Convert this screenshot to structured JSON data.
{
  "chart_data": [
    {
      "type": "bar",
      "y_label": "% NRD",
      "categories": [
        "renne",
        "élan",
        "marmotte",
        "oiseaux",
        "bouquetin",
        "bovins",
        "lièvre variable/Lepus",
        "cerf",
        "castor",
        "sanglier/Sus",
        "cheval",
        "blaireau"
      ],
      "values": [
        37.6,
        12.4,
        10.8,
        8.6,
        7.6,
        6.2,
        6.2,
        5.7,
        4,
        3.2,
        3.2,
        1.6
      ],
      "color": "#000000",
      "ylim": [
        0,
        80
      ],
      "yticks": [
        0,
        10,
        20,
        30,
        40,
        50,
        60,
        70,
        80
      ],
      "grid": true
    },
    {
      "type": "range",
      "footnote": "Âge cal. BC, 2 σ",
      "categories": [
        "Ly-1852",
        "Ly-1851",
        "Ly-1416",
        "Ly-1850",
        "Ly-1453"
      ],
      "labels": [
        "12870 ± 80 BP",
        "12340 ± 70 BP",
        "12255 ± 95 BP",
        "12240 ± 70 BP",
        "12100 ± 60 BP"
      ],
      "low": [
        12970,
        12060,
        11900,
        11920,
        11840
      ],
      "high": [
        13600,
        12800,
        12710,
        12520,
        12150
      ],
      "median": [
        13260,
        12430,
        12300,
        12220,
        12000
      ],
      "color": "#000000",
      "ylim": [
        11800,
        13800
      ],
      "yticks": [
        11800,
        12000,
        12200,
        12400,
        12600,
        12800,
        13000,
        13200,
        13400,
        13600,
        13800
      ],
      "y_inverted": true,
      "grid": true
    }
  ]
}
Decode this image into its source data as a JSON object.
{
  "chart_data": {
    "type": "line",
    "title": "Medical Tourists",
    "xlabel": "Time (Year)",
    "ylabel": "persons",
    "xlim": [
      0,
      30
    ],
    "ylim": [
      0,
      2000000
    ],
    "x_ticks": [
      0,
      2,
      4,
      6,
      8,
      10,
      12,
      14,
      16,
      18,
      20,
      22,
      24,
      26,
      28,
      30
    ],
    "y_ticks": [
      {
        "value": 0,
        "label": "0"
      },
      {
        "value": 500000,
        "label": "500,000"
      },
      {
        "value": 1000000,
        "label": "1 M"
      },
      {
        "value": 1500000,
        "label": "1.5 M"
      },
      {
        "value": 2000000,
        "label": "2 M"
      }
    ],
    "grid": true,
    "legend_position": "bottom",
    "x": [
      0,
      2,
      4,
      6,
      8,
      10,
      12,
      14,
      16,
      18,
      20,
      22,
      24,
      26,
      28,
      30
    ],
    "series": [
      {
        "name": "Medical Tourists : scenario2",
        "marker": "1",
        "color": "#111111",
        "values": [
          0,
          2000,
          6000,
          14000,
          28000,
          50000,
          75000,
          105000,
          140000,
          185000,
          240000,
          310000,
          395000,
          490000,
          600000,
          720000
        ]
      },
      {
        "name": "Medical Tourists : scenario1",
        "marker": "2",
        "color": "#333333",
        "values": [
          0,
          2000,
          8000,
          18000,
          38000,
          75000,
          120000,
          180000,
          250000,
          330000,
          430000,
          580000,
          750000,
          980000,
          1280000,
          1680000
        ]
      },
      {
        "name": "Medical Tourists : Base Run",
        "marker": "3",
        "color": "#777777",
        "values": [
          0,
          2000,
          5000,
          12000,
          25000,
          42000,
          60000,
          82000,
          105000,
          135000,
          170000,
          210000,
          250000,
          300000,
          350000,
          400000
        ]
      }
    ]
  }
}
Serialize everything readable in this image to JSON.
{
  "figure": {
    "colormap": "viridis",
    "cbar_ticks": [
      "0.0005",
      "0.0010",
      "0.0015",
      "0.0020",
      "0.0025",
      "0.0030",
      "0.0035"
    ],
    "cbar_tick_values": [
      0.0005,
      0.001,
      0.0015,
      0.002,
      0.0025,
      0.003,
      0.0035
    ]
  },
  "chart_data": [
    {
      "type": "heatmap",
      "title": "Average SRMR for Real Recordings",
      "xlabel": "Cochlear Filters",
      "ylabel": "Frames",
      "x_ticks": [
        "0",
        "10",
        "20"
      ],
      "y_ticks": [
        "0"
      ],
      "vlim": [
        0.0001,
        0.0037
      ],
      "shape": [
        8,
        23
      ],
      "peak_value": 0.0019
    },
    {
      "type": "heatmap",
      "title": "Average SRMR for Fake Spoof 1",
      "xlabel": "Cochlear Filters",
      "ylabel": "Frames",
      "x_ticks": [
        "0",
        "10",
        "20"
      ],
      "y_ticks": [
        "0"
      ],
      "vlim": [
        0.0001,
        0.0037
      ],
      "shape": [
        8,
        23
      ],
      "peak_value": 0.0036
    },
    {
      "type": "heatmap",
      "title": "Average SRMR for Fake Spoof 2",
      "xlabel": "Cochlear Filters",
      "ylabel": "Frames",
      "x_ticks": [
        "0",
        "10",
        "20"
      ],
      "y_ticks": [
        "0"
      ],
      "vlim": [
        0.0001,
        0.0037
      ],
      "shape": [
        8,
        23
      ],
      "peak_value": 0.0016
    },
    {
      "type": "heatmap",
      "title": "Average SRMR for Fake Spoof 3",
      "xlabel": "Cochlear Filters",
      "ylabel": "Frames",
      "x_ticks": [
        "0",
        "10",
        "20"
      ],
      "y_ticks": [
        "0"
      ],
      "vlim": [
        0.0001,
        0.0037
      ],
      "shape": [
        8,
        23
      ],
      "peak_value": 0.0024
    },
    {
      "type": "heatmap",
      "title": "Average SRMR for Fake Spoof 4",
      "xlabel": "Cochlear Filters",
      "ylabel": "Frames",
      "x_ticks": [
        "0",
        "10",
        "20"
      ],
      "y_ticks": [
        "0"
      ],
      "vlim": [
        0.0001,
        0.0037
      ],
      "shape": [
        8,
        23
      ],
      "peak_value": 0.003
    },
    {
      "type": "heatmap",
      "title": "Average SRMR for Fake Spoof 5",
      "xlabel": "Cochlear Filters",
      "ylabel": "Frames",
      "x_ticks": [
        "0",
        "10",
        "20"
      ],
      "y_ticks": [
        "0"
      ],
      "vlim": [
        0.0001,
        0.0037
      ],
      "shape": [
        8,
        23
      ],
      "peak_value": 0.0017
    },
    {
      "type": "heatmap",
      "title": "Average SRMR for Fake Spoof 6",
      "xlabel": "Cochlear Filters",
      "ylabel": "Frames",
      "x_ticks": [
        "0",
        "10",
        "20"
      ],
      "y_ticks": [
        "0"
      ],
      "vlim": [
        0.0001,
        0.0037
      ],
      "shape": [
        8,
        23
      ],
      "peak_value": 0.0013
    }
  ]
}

__Directions for this task__. Show, from the listing above, each line that contains the word "Average".

__Task answer__.
      "title": "Average SRMR for Real Recordings",
      "title": "Average SRMR for Fake Spoof 1",
      "title": "Average SRMR for Fake Spoof 2",
      "title": "Average SRMR for Fake Spoof 3",
      "title": "Average SRMR for Fake Spoof 4",
      "title": "Average SRMR for Fake Spoof 5",
      "title": "Average SRMR for Fake Spoof 6",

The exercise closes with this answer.